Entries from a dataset
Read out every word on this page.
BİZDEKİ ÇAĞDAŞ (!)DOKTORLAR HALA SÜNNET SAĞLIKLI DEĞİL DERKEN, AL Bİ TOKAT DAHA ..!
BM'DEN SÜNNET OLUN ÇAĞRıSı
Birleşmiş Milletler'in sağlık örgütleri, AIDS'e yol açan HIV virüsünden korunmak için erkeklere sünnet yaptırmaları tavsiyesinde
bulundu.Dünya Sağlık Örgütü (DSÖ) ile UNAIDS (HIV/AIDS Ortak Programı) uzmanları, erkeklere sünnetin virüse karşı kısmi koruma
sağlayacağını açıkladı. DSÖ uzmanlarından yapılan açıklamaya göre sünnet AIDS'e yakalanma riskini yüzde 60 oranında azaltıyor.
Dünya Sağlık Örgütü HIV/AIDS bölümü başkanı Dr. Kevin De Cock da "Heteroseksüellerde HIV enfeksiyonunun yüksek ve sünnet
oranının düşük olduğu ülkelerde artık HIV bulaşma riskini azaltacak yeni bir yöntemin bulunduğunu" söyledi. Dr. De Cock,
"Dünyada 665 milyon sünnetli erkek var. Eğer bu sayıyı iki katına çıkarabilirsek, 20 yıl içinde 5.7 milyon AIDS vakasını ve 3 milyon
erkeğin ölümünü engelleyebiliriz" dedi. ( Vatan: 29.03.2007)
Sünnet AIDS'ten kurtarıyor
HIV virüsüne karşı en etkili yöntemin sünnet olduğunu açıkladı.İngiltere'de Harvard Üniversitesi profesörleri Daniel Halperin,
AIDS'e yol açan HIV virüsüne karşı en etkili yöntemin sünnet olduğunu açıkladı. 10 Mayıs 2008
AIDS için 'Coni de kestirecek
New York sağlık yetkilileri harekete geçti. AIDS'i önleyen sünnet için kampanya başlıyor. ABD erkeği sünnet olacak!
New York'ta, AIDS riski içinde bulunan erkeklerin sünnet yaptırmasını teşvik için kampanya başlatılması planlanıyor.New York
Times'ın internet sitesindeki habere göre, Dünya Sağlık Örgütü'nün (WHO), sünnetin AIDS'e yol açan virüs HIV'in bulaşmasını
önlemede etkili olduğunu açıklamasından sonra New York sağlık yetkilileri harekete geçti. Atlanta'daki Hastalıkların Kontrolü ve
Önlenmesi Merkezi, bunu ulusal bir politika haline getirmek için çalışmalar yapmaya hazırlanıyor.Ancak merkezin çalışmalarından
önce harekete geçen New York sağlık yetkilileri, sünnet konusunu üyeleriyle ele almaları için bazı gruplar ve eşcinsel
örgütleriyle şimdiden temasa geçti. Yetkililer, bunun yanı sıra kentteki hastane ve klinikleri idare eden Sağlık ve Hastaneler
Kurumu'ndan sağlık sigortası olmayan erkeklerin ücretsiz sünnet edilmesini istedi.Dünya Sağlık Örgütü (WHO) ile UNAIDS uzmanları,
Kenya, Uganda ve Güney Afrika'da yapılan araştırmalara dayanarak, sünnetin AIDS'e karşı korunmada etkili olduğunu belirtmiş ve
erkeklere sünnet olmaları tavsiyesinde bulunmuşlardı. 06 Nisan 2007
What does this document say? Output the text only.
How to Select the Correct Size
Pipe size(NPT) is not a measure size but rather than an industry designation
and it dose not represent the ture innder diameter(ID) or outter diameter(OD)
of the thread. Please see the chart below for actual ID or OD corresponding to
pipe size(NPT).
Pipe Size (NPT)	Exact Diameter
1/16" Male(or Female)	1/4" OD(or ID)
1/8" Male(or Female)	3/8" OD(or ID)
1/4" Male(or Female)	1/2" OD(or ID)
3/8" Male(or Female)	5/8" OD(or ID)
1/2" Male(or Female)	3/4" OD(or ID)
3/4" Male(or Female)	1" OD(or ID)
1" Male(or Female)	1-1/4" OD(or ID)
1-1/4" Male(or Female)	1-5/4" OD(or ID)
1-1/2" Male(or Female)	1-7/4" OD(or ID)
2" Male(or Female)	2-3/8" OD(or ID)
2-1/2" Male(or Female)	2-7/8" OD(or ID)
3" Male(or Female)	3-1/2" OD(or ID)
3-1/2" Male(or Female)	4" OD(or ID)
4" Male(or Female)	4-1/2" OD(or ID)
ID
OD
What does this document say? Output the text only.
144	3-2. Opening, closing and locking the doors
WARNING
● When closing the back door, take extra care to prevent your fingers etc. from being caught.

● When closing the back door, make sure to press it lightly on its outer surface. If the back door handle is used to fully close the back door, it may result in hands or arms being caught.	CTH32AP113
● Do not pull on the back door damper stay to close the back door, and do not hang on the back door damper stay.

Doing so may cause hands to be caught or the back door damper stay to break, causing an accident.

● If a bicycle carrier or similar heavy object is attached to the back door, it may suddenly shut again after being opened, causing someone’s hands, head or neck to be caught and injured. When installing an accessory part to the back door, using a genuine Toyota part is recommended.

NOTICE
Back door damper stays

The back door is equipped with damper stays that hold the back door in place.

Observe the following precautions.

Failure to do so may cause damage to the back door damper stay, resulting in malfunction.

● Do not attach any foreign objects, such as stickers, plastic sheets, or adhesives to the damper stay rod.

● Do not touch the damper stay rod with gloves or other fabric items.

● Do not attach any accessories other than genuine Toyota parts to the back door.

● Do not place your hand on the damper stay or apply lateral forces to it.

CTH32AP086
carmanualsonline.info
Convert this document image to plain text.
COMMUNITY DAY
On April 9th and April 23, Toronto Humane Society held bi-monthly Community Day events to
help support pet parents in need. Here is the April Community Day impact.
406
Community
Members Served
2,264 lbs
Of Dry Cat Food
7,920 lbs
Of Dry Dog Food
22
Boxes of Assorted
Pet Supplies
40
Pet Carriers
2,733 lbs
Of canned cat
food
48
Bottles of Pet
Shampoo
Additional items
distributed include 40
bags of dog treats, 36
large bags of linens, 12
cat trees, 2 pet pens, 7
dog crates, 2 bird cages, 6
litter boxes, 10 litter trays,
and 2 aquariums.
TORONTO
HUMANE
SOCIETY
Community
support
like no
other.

__What needs to be done__
Exactly as shown, repeat every record.

__Result of this exercise__
Read out every word on this page.
BİZDEKİ ÇAĞDAŞ (!)DOKTORLAR HALA SÜNNET SAĞLIKLI DEĞİL DERKEN, AL Bİ TOKAT DAHA ..!
BM'DEN SÜNNET OLUN ÇAĞRıSı
Birleşmiş Milletler'in sağlık örgütleri, AIDS'e yol açan HIV virüsünden korunmak için erkeklere sünnet yaptırmaları tavsiyesinde
bulundu.Dünya Sağlık Örgütü (DSÖ) ile UNAIDS (HIV/AIDS Ortak Programı) uzmanları, erkeklere sünnetin virüse karşı kısmi koruma
sağlayacağını açıkladı. DSÖ uzmanlarından yapılan açıklamaya göre sünnet AIDS'e yakalanma riskini yüzde 60 oranında azaltıyor.
Dünya Sağlık Örgütü HIV/AIDS bölümü başkanı Dr. Kevin De Cock da "Heteroseksüellerde HIV enfeksiyonunun yüksek ve sünnet
oranının düşük olduğu ülkelerde artık HIV bulaşma riskini azaltacak yeni bir yöntemin bulunduğunu" söyledi. Dr. De Cock,
"Dünyada 665 milyon sünnetli erkek var. Eğer bu sayıyı iki katına çıkarabilirsek, 20 yıl içinde 5.7 milyon AIDS vakasını ve 3 milyon
erkeğin ölümünü engelleyebiliriz" dedi. ( Vatan: 29.03.2007)
Sünnet AIDS'ten kurtarıyor
HIV virüsüne karşı en etkili yöntemin sünnet olduğunu açıkladı.İngiltere'de Harvard Üniversitesi profesörleri Daniel Halperin,
AIDS'e yol açan HIV virüsüne karşı en etkili yöntemin sünnet olduğunu açıkladı. 10 Mayıs 2008
AIDS için 'Coni de kestirecek
New York sağlık yetkilileri harekete geçti. AIDS'i önleyen sünnet için kampanya başlıyor. ABD erkeği sünnet olacak!
New York'ta, AIDS riski içinde bulunan erkeklerin sünnet yaptırmasını teşvik için kampanya başlatılması planlanıyor.New York
Times'ın internet sitesindeki habere göre, Dünya Sağlık Örgütü'nün (WHO), sünnetin AIDS'e yol açan virüs HIV'in bulaşmasını
önlemede etkili olduğunu açıklamasından sonra New York sağlık yetkilileri harekete geçti. Atlanta'daki Hastalıkların Kontrolü ve
Önlenmesi Merkezi, bunu ulusal bir politika haline getirmek için çalışmalar yapmaya hazırlanıyor.Ancak merkezin çalışmalarından
önce harekete geçen New York sağlık yetkilileri, sünnet konusunu üyeleriyle ele almaları için bazı gruplar ve eşcinsel
örgütleriyle şimdiden temasa geçti. Yetkililer, bunun yanı sıra kentteki hastane ve klinikleri idare eden Sağlık ve Hastaneler
Kurumu'ndan sağlık sigortası olmayan erkeklerin ücretsiz sünnet edilmesini istedi.Dünya Sağlık Örgütü (WHO) ile UNAIDS uzmanları,
Kenya, Uganda ve Güney Afrika'da yapılan araştırmalara dayanarak, sünnetin AIDS'e karşı korunmada etkili olduğunu belirtmiş ve
erkeklere sünnet olmaları tavsiyesinde bulunmuşlardı. 06 Nisan 2007
What does this document say? Output the text only.
How to Select the Correct Size
Pipe size(NPT) is not a measure size but rather than an industry designation
and it dose not represent the ture innder diameter(ID) or outter diameter(OD)
of the thread. Please see the chart below for actual ID or OD corresponding to
pipe size(NPT).
Pipe Size (NPT)	Exact Diameter
1/16" Male(or Female)	1/4" OD(or ID)
1/8" Male(or Female)	3/8" OD(or ID)
1/4" Male(or Female)	1/2" OD(or ID)
3/8" Male(or Female)	5/8" OD(or ID)
1/2" Male(or Female)	3/4" OD(or ID)
3/4" Male(or Female)	1" OD(or ID)
1" Male(or Female)	1-1/4" OD(or ID)
1-1/4" Male(or Female)	1-5/4" OD(or ID)
1-1/2" Male(or Female)	1-7/4" OD(or ID)
2" Male(or Female)	2-3/8" OD(or ID)
2-1/2" Male(or Female)	2-7/8" OD(or ID)
3" Male(or Female)	3-1/2" OD(or ID)
3-1/2" Male(or Female)	4" OD(or ID)
4" Male(or Female)	4-1/2" OD(or ID)
ID
OD
What does this document say? Output the text only.
144	3-2. Opening, closing and locking the doors
WARNING
● When closing the back door, take extra care to prevent your fingers etc. from being caught.

● When closing the back door, make sure to press it lightly on its outer surface. If the back door handle is used to fully close the back door, it may result in hands or arms being caught.	CTH32AP113
● Do not pull on the back door damper stay to close the back door, and do not hang on the back door damper stay.

Doing so may cause hands to be caught or the back door damper stay to break, causing an accident.

● If a bicycle carrier or similar heavy object is attached to the back door, it may suddenly shut again after being opened, causing someone’s hands, head or neck to be caught and injured. When installing an accessory part to the back door, using a genuine Toyota part is recommended.

NOTICE
Back door damper stays

The back door is equipped with damper stays that hold the back door in place.

Observe the following precautions.

Failure to do so may cause damage to the back door damper stay, resulting in malfunction.

● Do not attach any foreign objects, such as stickers, plastic sheets, or adhesives to the damper stay rod.

● Do not touch the damper stay rod with gloves or other fabric items.

● Do not attach any accessories other than genuine Toyota parts to the back door.

● Do not place your hand on the damper stay or apply lateral forces to it.

CTH32AP086
carmanualsonline.info
Convert this document image to plain text.
COMMUNITY DAY
On April 9th and April 23, Toronto Humane Society held bi-monthly Community Day events to
help support pet parents in need. Here is the April Community Day impact.
406
Community
Members Served
2,264 lbs
Of Dry Cat Food
7,920 lbs
Of Dry Dog Food
22
Boxes of Assorted
Pet Supplies
40
Pet Carriers
2,733 lbs
Of canned cat
food
48
Bottles of Pet
Shampoo
Additional items
distributed include 40
bags of dog treats, 36
large bags of linens, 12
cat trees, 2 pet pens, 7
dog crates, 2 bird cages, 6
litter boxes, 10 litter trays,
and 2 aquariums.
TORONTO
HUMANE
SOCIETY
Community
support
like no
other.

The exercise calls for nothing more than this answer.